Select every line holding the word "干部上半年履行全面从严治党" and copy it.
** start Dataset excerpts **
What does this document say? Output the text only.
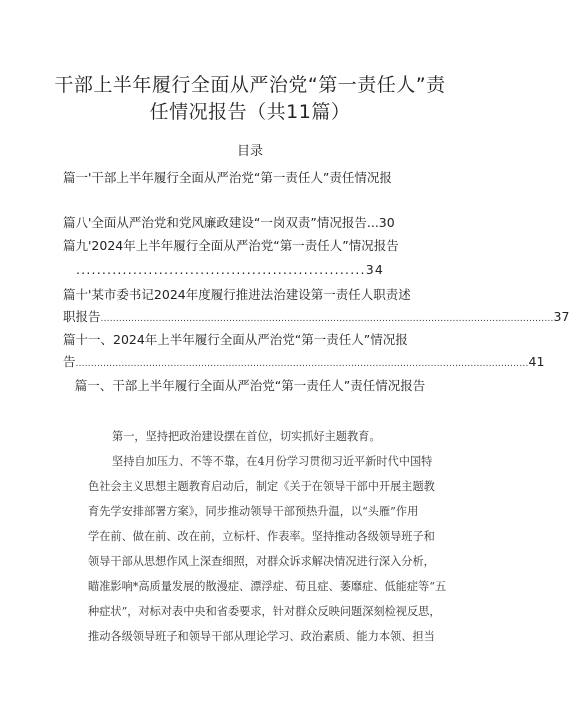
干部上半年履行全面从严治党“第一责任人”责
任情况报告（共11篇）
目录
篇一'干部上半年履行全面从严治党“第一责任人”责任情况报
篇八'全面从严治党和党风廉政建设“一岗双责”情况报告...30
篇九'2024年上半年履行全面从严治党“第一责任人”情况报告
........................................................34
篇十'某市委书记2024年度履行推进法治建设第一责任人职责述
职报告 .................................................................................................................................................... 37
篇十一、2024年上半年履行全面从严治党“第一责任人”情况报
告 .................................................................................................................................................... 41
篇一、干部上半年履行全面从严治党“第一责任人”责任情况报告
第一，坚持把政治建设摆在首位，切实抓好主题教育。
坚持自加压力、不等不靠，在4月份学习贯彻习近平新时代中国特
色社会主义思想主题教育启动后，制定《关于在领导干部中开展主题教
育先学安排部署方案》，同步推动领导干部预热升温，以“头雁”作用
学在前、做在前、改在前，立标杆、作表率。坚持推动各级领导班子和
领导干部从思想作风上深查细照，对群众诉求解决情况进行深入分析，
瞄准影响*高质量发展的散漫症、漂浮症、荀且症、萎靡症、低能症等“五
种症状”，对标对表中央和省委要求，针对群众反映问题深刻检视反思，
推动各级领导班子和领导干部从理论学习、政治素质、能力本领、担当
** end Dataset excerpts **
Exercise response:
干部上半年履行全面从严治党“第一责任人”责
篇一'干部上半年履行全面从严治党“第一责任人”责任情况报
篇一、干部上半年履行全面从严治党“第一责任人”责任情况报告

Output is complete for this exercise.